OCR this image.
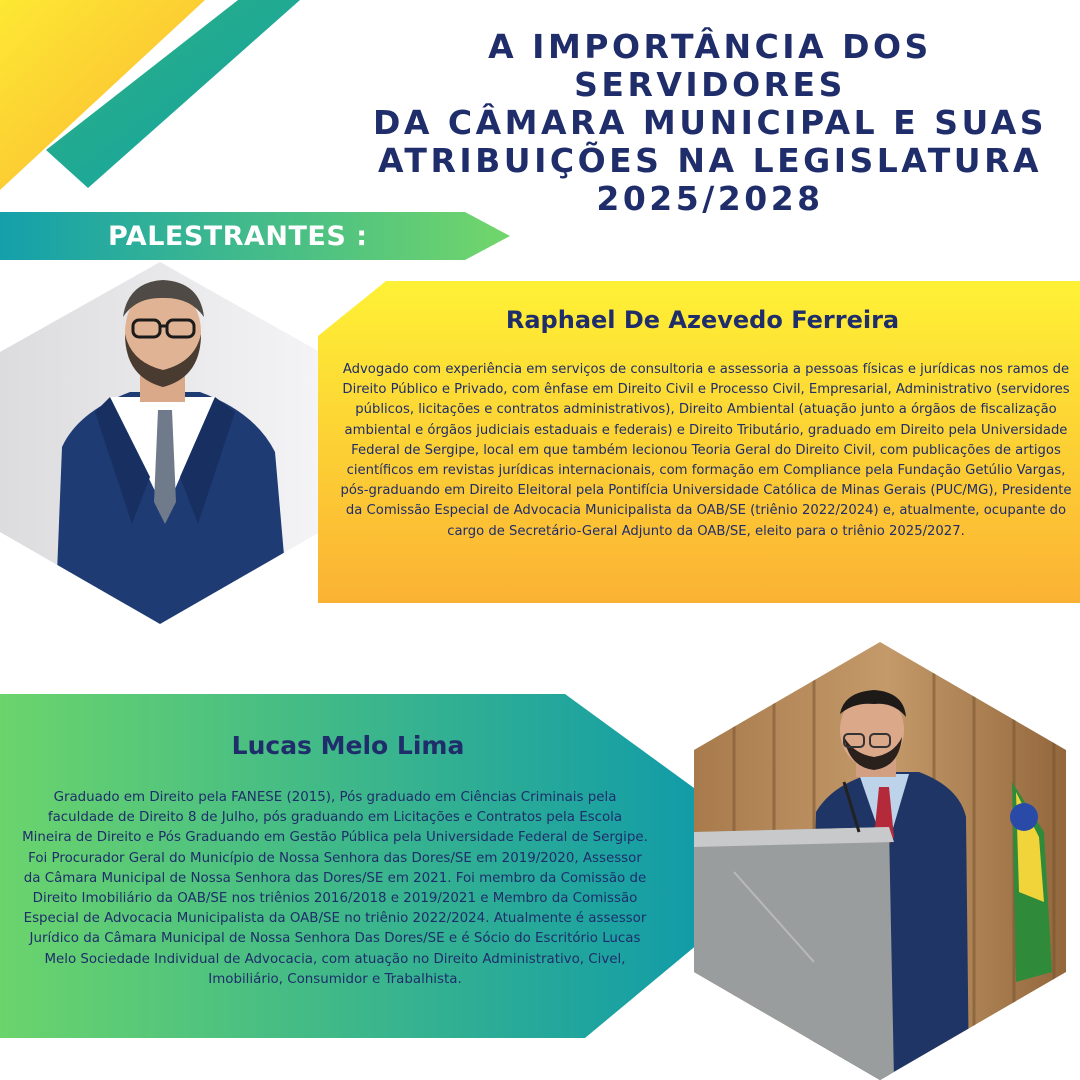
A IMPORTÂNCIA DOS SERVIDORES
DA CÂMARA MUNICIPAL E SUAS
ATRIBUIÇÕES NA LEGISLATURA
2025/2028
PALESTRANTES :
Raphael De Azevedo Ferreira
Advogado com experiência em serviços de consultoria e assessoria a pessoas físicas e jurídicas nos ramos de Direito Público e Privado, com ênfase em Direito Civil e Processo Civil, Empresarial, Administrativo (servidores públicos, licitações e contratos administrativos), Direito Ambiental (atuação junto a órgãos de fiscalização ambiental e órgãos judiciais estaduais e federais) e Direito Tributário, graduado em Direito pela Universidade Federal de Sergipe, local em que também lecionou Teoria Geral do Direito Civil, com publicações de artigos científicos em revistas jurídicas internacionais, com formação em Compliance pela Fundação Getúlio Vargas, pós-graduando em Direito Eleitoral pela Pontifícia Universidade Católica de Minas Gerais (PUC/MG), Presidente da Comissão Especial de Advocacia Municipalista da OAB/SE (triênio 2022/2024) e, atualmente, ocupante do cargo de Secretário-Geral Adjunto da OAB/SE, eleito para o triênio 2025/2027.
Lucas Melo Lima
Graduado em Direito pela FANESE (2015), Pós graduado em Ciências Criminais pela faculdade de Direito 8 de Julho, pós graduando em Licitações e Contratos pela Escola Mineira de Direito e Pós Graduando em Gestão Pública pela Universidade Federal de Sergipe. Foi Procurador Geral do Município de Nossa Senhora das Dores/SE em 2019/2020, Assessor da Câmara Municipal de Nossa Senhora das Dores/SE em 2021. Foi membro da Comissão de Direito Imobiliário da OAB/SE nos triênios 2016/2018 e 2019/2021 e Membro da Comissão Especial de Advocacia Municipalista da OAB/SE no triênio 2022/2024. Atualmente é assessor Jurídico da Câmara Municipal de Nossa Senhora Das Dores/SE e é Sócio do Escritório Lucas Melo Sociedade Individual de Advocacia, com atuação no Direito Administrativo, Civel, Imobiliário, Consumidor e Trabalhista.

==

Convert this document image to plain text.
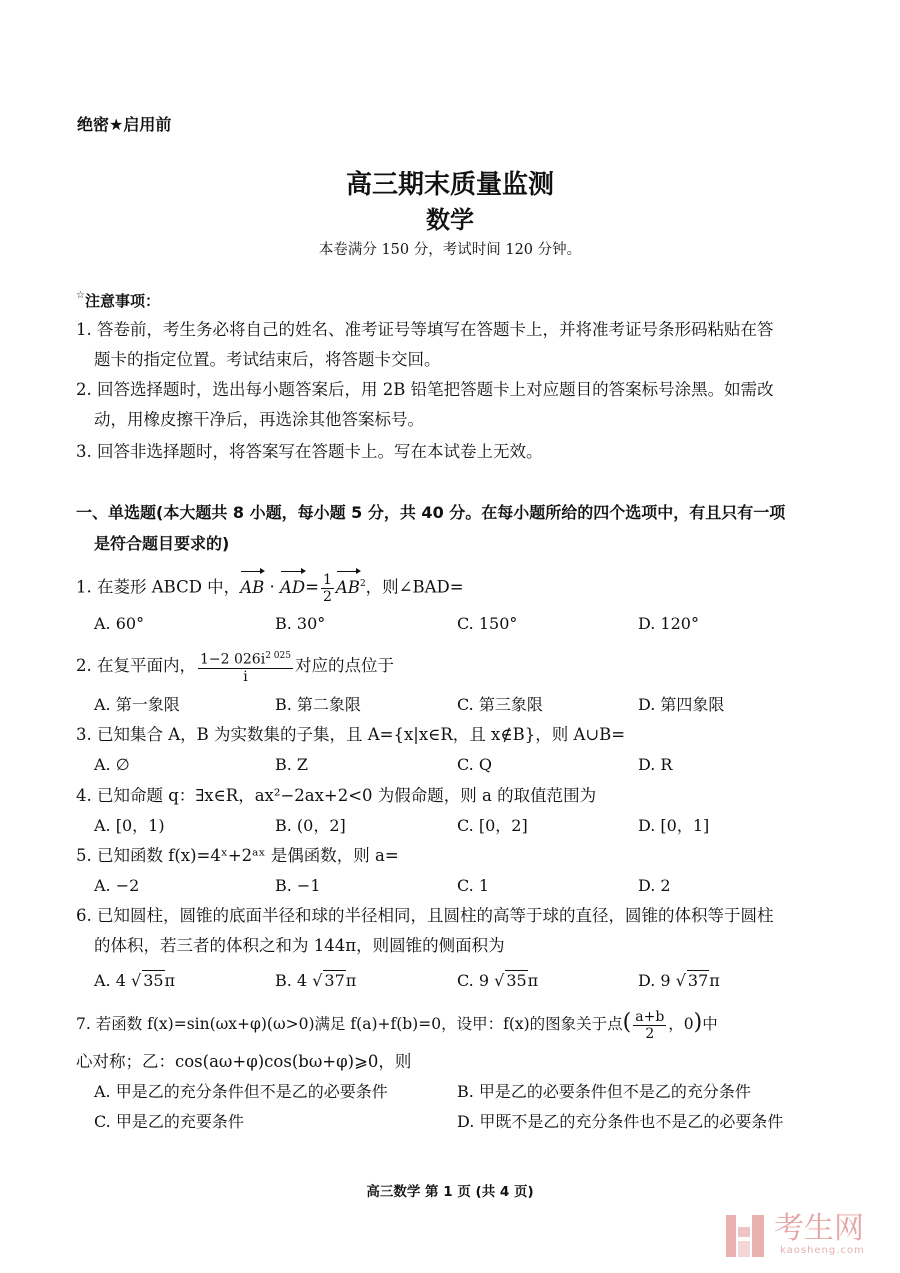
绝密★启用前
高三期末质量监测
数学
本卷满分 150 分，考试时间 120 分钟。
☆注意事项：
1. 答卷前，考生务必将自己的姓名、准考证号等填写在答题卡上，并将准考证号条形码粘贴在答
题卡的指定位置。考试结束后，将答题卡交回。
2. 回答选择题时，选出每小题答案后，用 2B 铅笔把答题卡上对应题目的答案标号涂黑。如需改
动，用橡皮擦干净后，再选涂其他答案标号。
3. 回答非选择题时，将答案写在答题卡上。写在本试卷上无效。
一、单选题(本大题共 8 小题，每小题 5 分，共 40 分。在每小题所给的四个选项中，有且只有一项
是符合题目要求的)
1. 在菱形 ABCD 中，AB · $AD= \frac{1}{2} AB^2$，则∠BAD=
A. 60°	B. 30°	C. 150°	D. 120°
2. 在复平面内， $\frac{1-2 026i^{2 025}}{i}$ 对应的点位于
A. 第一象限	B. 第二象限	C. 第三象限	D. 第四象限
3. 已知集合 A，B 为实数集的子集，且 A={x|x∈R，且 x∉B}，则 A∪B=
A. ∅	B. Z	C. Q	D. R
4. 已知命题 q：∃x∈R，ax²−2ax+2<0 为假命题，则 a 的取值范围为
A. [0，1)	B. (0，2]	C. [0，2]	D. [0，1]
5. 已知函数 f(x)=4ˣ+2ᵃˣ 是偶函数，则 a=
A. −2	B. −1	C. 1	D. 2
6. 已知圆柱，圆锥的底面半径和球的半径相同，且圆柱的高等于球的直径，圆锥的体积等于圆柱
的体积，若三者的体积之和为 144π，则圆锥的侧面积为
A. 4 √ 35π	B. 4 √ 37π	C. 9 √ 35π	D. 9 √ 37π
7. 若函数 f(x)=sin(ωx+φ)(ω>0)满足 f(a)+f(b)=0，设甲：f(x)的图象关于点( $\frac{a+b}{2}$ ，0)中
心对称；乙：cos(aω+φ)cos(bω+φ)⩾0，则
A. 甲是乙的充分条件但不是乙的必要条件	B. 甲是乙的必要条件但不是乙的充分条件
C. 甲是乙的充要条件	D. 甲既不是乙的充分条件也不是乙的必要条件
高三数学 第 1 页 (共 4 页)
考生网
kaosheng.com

Work instructions: Go through the material and copy out every line with "image" in it.

Solution for this task:
OCR this image.
Convert this document image to plain text.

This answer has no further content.